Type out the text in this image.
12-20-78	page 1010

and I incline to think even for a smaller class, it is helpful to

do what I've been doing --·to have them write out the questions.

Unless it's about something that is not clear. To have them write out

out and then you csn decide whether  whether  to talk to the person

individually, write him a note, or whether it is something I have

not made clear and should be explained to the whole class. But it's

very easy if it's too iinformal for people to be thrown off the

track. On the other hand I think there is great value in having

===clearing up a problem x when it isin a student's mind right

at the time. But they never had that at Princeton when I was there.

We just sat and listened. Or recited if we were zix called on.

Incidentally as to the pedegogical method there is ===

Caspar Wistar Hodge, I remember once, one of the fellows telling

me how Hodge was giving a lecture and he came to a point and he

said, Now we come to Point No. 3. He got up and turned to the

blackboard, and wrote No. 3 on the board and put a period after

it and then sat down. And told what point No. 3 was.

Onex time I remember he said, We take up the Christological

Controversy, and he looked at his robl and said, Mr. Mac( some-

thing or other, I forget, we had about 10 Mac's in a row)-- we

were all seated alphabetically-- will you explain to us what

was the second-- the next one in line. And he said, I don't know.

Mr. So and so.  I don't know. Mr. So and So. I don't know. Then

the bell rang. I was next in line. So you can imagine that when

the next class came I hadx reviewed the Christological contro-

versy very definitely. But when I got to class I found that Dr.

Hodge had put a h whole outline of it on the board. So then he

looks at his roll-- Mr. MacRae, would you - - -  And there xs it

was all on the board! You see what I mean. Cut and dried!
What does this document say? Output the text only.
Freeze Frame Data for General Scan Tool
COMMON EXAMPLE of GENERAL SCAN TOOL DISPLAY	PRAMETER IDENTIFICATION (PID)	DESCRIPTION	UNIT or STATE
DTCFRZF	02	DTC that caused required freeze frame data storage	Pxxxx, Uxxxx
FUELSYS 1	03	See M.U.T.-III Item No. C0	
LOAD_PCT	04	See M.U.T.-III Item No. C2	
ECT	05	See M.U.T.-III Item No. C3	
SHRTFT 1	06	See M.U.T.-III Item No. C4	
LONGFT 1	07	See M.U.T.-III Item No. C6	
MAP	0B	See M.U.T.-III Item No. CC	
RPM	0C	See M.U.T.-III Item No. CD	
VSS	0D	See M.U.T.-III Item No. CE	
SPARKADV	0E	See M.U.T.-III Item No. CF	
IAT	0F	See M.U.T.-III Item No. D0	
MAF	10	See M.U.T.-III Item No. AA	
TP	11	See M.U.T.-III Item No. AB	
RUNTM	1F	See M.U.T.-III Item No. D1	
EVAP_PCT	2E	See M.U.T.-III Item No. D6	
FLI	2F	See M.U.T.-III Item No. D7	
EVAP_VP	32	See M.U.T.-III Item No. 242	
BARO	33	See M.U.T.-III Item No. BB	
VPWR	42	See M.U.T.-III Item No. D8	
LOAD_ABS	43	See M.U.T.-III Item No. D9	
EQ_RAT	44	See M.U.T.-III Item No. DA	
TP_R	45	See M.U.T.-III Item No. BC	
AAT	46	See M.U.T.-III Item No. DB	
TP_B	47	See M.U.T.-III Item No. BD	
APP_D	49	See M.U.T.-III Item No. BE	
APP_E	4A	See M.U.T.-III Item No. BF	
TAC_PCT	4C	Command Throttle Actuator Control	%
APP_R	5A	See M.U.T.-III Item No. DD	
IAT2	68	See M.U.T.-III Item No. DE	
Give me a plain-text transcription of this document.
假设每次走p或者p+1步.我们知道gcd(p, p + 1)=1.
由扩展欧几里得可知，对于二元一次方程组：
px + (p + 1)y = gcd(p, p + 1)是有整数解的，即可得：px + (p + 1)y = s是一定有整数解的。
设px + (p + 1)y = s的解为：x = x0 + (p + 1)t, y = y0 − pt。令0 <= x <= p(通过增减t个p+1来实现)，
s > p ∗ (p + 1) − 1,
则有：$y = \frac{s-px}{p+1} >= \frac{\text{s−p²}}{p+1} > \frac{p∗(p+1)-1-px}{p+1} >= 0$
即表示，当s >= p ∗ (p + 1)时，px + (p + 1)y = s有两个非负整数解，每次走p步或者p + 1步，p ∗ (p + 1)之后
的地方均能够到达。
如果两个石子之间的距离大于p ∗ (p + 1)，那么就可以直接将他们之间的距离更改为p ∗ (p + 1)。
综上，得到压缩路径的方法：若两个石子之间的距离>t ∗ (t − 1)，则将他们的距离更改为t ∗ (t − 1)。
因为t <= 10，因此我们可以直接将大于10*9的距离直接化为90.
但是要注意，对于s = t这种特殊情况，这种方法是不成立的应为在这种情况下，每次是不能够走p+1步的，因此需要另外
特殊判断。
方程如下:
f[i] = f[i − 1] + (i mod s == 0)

+ + +

**Written instruction:** The records above should be repeated in full, exactly as given.

**Worked solution:**
Type out the text in this image.
12-20-78	page 1010

and I incline to think even for a smaller class, it is helpful to

do what I've been doing --·to have them write out the questions.

Unless it's about something that is not clear. To have them write out

out and then you csn decide whether  whether  to talk to the person

individually, write him a note, or whether it is something I have

not made clear and should be explained to the whole class. But it's

very easy if it's too iinformal for people to be thrown off the

track. On the other hand I think there is great value in having

===clearing up a problem x when it isin a student's mind right

at the time. But they never had that at Princeton when I was there.

We just sat and listened. Or recited if we were zix called on.

Incidentally as to the pedegogical method there is ===

Caspar Wistar Hodge, I remember once, one of the fellows telling

me how Hodge was giving a lecture and he came to a point and he

said, Now we come to Point No. 3. He got up and turned to the

blackboard, and wrote No. 3 on the board and put a period after

it and then sat down. And told what point No. 3 was.

Onex time I remember he said, We take up the Christological

Controversy, and he looked at his robl and said, Mr. Mac( some-

thing or other, I forget, we had about 10 Mac's in a row)-- we

were all seated alphabetically-- will you explain to us what

was the second-- the next one in line. And he said, I don't know.

Mr. So and so.  I don't know. Mr. So and So. I don't know. Then

the bell rang. I was next in line. So you can imagine that when

the next class came I hadx reviewed the Christological contro-

versy very definitely. But when I got to class I found that Dr.

Hodge had put a h whole outline of it on the board. So then he

looks at his roll-- Mr. MacRae, would you - - -  And there xs it

was all on the board! You see what I mean. Cut and dried!
What does this document say? Output the text only.
Freeze Frame Data for General Scan Tool
COMMON EXAMPLE of GENERAL SCAN TOOL DISPLAY	PRAMETER IDENTIFICATION (PID)	DESCRIPTION	UNIT or STATE
DTCFRZF	02	DTC that caused required freeze frame data storage	Pxxxx, Uxxxx
FUELSYS 1	03	See M.U.T.-III Item No. C0	
LOAD_PCT	04	See M.U.T.-III Item No. C2	
ECT	05	See M.U.T.-III Item No. C3	
SHRTFT 1	06	See M.U.T.-III Item No. C4	
LONGFT 1	07	See M.U.T.-III Item No. C6	
MAP	0B	See M.U.T.-III Item No. CC	
RPM	0C	See M.U.T.-III Item No. CD	
VSS	0D	See M.U.T.-III Item No. CE	
SPARKADV	0E	See M.U.T.-III Item No. CF	
IAT	0F	See M.U.T.-III Item No. D0	
MAF	10	See M.U.T.-III Item No. AA	
TP	11	See M.U.T.-III Item No. AB	
RUNTM	1F	See M.U.T.-III Item No. D1	
EVAP_PCT	2E	See M.U.T.-III Item No. D6	
FLI	2F	See M.U.T.-III Item No. D7	
EVAP_VP	32	See M.U.T.-III Item No. 242	
BARO	33	See M.U.T.-III Item No. BB	
VPWR	42	See M.U.T.-III Item No. D8	
LOAD_ABS	43	See M.U.T.-III Item No. D9	
EQ_RAT	44	See M.U.T.-III Item No. DA	
TP_R	45	See M.U.T.-III Item No. BC	
AAT	46	See M.U.T.-III Item No. DB	
TP_B	47	See M.U.T.-III Item No. BD	
APP_D	49	See M.U.T.-III Item No. BE	
APP_E	4A	See M.U.T.-III Item No. BF	
TAC_PCT	4C	Command Throttle Actuator Control	%
APP_R	5A	See M.U.T.-III Item No. DD	
IAT2	68	See M.U.T.-III Item No. DE	
Give me a plain-text transcription of this document.
假设每次走p或者p+1步.我们知道gcd(p, p + 1)=1.
由扩展欧几里得可知，对于二元一次方程组：
px + (p + 1)y = gcd(p, p + 1)是有整数解的，即可得：px + (p + 1)y = s是一定有整数解的。
设px + (p + 1)y = s的解为：x = x0 + (p + 1)t, y = y0 − pt。令0 <= x <= p(通过增减t个p+1来实现)，
s > p ∗ (p + 1) − 1,
则有：$y = \frac{s-px}{p+1} >= \frac{\text{s−p²}}{p+1} > \frac{p∗(p+1)-1-px}{p+1} >= 0$
即表示，当s >= p ∗ (p + 1)时，px + (p + 1)y = s有两个非负整数解，每次走p步或者p + 1步，p ∗ (p + 1)之后
的地方均能够到达。
如果两个石子之间的距离大于p ∗ (p + 1)，那么就可以直接将他们之间的距离更改为p ∗ (p + 1)。
综上，得到压缩路径的方法：若两个石子之间的距离>t ∗ (t − 1)，则将他们的距离更改为t ∗ (t − 1)。
因为t <= 10，因此我们可以直接将大于10*9的距离直接化为90.
但是要注意，对于s = t这种特殊情况，这种方法是不成立的应为在这种情况下，每次是不能够走p+1步的，因此需要另外
特殊判断。
方程如下:
f[i] = f[i − 1] + (i mod s == 0)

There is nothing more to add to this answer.